* **Problem statement**
Go through the records and copy each line where the word "marker" occurs.

[Supplied data start]

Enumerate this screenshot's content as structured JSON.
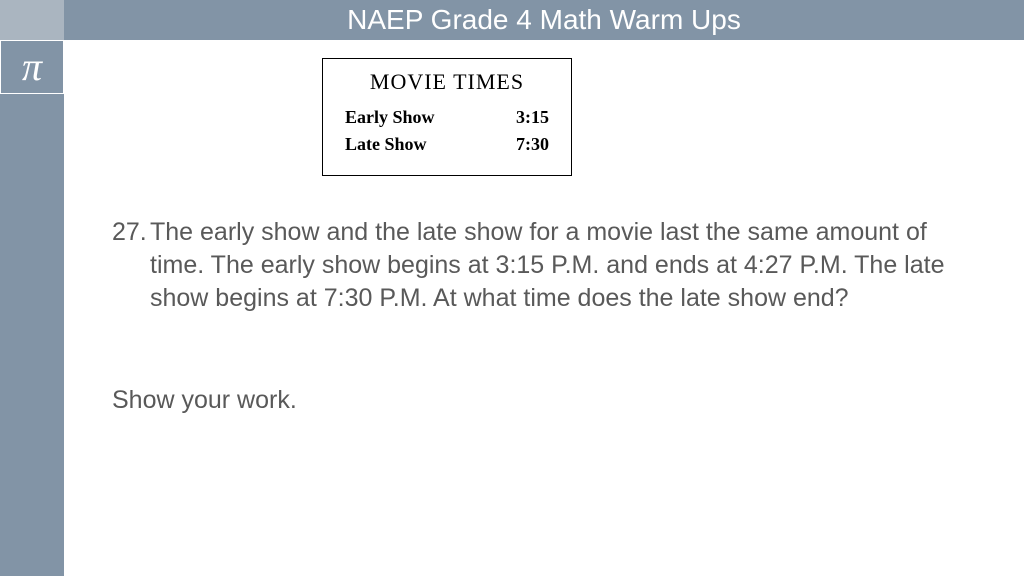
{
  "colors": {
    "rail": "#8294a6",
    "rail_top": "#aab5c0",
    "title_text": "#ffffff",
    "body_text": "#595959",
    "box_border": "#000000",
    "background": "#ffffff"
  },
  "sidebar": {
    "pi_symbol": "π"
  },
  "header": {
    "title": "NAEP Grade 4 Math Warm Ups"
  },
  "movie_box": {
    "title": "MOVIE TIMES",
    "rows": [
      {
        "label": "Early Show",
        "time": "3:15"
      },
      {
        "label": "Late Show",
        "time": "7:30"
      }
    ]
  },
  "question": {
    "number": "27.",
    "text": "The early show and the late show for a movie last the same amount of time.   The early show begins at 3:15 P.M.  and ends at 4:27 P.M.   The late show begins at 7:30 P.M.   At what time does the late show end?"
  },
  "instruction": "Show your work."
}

[Supplied data end]
[Supplied data start]

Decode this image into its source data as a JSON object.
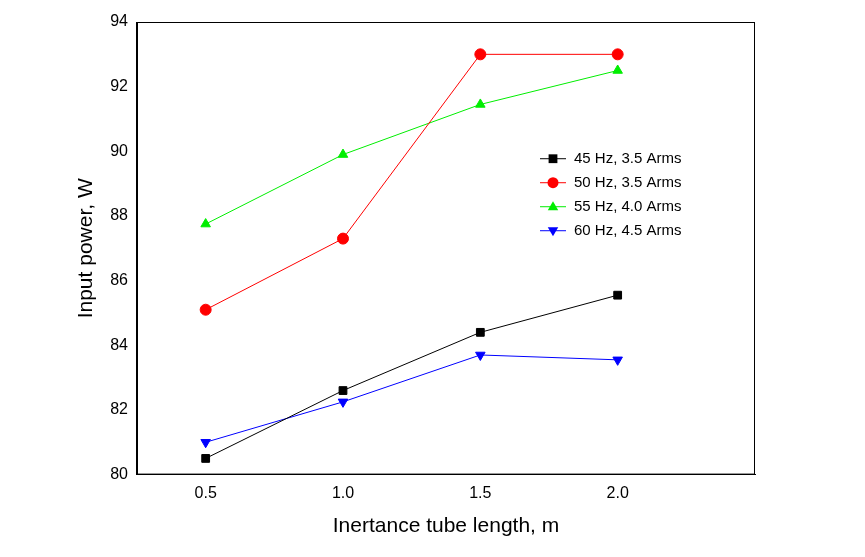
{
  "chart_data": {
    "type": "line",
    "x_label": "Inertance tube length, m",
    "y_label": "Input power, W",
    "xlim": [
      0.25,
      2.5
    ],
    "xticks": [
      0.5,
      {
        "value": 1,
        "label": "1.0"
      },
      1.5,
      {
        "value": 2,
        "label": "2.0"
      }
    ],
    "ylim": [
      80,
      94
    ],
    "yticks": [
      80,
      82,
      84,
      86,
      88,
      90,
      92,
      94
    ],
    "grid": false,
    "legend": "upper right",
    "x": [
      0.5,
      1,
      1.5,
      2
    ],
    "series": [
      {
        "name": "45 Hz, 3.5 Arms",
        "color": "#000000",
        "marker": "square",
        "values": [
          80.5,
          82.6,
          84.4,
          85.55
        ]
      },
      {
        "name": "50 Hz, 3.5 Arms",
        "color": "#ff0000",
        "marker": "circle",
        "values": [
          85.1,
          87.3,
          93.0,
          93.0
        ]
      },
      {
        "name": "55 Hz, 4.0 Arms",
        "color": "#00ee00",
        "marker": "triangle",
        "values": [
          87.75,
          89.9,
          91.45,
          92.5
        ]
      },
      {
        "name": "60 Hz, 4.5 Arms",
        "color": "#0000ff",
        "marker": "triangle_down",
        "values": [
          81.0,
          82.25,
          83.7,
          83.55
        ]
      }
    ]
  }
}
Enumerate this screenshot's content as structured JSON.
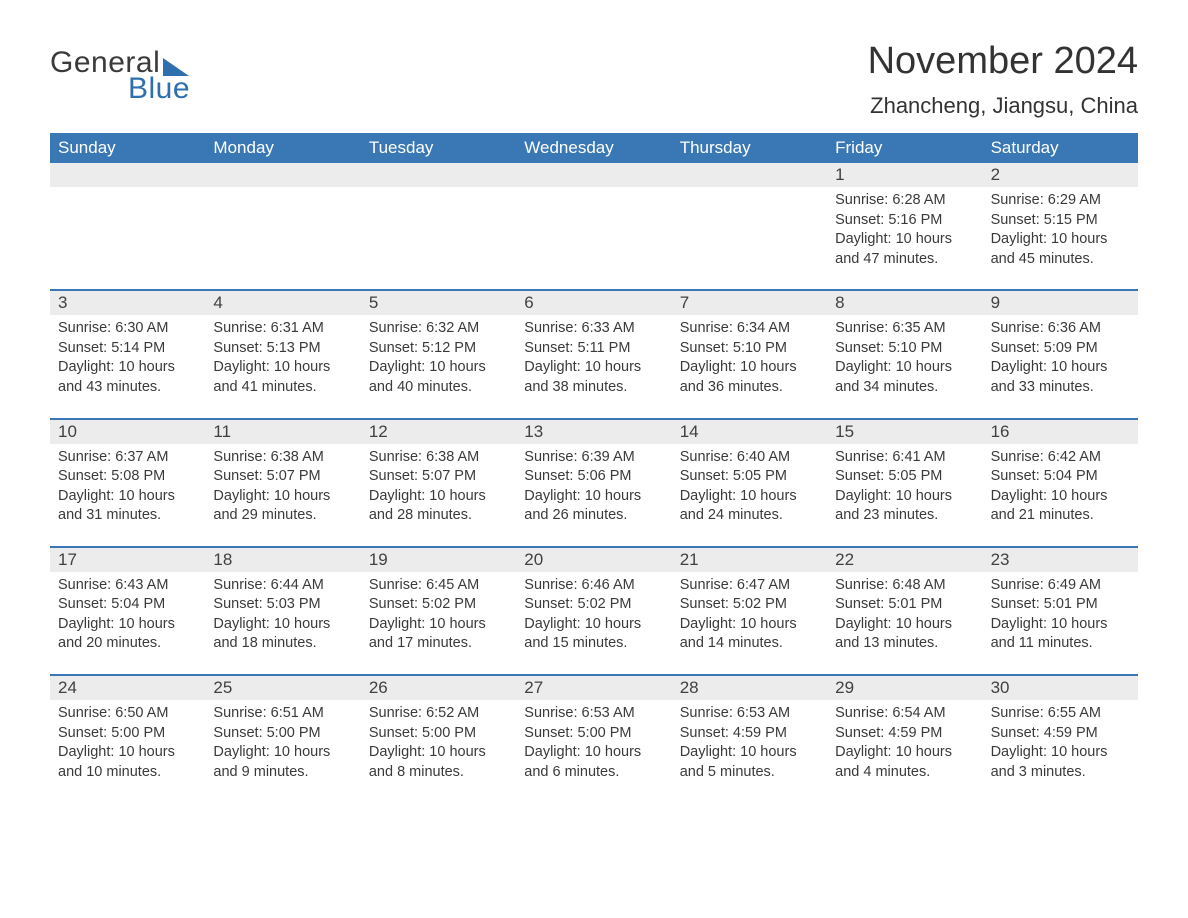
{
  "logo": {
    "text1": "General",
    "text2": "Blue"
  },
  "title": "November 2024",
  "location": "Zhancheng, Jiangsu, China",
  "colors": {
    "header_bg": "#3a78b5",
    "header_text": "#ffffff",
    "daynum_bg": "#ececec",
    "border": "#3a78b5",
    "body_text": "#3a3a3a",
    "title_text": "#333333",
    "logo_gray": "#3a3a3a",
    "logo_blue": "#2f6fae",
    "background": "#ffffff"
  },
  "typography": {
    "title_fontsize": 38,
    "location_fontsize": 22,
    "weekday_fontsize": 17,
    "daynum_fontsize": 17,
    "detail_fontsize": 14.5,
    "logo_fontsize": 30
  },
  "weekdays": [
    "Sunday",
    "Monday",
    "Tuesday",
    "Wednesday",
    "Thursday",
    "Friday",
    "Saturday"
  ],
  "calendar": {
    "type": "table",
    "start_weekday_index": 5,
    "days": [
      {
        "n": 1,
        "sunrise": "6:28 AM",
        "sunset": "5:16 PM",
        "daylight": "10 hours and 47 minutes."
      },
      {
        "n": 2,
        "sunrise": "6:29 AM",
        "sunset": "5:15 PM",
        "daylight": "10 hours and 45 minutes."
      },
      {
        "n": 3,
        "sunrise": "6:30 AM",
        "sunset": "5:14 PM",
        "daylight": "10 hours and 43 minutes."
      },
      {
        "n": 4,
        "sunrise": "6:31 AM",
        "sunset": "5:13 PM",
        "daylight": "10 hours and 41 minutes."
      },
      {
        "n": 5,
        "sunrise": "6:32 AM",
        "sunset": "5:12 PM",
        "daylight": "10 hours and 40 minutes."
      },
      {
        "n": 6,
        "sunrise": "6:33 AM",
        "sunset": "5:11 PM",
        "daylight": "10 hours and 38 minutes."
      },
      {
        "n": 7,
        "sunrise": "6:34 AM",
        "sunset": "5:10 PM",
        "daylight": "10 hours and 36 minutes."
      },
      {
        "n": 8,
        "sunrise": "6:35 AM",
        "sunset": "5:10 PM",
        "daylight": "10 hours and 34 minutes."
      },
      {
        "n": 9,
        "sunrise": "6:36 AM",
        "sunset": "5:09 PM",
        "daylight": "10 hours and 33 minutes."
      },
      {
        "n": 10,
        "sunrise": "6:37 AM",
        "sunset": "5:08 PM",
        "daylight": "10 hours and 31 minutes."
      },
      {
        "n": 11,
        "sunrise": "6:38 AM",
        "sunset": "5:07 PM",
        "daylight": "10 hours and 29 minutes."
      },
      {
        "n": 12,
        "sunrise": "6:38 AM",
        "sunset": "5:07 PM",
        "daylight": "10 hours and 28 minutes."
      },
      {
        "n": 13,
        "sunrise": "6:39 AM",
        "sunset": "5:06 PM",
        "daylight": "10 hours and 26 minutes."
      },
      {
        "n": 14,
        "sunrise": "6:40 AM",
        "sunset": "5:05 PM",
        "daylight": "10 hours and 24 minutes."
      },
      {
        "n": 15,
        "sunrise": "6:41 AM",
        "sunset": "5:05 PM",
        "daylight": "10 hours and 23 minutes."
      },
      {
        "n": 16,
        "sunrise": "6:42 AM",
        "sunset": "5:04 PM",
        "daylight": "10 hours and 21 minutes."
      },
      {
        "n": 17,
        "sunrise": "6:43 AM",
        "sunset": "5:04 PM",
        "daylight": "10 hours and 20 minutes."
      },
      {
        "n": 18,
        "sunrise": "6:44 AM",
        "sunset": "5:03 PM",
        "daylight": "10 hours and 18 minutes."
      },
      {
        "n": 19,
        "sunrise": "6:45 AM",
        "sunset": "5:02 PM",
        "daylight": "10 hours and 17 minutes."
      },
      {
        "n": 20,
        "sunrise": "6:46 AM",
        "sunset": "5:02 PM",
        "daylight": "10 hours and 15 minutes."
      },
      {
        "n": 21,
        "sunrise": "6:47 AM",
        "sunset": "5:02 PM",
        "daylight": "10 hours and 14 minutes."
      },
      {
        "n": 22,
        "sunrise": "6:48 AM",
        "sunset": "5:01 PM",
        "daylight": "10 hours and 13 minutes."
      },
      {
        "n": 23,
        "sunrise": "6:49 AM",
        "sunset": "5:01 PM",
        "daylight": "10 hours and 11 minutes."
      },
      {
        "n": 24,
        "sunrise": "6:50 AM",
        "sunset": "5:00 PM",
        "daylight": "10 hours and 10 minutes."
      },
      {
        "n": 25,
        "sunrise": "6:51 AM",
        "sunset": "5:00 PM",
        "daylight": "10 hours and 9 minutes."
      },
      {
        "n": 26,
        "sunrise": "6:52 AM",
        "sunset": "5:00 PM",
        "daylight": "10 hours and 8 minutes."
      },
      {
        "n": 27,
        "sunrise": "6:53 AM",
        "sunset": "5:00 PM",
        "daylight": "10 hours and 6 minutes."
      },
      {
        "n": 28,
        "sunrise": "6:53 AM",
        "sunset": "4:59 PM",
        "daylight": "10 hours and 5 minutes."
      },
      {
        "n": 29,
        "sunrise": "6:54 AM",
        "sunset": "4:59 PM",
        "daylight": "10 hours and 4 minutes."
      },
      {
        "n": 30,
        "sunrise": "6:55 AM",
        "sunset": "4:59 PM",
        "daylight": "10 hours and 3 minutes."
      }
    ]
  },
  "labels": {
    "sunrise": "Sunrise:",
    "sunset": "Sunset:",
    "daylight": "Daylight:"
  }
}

[Supplied data end]

* **Exercise output**
        "marker": "square",
        "marker": "circle",
        "marker": "triangle",
        "marker": "triangle_down",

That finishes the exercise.